EXERCISE DIRECTIONS:
Give the count of lines in the data that include "воспитание", with no other words.

DATA FOR PROCESSING:

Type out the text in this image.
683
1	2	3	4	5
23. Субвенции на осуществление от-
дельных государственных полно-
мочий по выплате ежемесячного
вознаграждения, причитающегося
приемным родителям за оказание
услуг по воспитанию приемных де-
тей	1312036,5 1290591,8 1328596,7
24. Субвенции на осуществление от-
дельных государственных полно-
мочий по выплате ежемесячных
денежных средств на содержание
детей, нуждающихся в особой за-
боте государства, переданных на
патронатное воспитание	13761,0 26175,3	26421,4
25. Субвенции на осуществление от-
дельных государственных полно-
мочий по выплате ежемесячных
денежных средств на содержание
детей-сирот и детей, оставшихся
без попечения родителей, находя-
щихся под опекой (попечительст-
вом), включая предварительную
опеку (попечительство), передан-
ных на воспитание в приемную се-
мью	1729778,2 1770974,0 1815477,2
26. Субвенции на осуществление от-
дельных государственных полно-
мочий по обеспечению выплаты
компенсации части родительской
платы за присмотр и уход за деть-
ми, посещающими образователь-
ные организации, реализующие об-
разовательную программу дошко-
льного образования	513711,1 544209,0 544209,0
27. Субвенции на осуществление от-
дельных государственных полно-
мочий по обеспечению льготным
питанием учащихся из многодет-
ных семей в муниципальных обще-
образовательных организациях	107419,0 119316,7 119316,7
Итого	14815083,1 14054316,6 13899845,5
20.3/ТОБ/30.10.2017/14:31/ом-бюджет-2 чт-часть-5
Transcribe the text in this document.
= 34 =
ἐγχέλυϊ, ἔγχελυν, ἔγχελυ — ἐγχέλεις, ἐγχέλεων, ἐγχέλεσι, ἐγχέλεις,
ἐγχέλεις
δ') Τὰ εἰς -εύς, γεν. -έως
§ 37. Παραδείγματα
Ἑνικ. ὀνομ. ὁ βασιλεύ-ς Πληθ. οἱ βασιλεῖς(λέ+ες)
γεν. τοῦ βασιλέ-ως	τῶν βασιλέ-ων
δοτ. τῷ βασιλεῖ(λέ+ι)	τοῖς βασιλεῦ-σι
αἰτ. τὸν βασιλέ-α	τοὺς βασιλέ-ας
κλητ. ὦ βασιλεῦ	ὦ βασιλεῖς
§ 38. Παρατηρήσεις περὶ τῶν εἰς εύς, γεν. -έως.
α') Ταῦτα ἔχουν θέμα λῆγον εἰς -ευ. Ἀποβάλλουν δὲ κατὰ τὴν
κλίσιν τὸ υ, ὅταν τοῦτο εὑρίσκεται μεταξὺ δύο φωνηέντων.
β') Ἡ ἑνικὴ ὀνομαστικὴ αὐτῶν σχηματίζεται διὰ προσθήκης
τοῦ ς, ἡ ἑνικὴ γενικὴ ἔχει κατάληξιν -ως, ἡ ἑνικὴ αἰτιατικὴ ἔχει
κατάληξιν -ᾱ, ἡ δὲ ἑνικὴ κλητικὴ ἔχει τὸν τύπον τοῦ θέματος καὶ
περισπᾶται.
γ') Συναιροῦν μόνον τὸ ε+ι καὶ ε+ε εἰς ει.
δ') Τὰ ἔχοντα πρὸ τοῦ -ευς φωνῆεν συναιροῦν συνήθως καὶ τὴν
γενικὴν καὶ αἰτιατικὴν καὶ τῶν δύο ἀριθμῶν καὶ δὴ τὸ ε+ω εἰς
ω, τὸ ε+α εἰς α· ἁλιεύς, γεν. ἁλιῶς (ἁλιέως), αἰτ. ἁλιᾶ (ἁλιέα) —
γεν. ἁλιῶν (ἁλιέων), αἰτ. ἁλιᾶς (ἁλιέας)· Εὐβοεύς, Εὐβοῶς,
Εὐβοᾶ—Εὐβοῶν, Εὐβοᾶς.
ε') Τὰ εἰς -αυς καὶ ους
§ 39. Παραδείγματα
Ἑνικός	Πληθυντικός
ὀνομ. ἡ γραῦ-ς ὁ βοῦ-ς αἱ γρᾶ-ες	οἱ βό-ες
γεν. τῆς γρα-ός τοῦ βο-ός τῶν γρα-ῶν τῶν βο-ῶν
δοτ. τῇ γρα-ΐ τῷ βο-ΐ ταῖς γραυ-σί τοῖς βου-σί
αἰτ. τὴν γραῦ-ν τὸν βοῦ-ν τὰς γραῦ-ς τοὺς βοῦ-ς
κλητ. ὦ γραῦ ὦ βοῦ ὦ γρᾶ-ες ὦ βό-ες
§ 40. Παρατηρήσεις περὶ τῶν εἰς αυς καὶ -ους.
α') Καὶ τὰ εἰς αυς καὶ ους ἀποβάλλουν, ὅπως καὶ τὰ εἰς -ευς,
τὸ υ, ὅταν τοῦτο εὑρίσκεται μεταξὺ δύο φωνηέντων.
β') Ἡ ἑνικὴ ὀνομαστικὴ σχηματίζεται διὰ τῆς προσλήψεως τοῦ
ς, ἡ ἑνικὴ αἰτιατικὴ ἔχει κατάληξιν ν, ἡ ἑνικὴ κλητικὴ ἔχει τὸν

WORKED SOLUTION:
2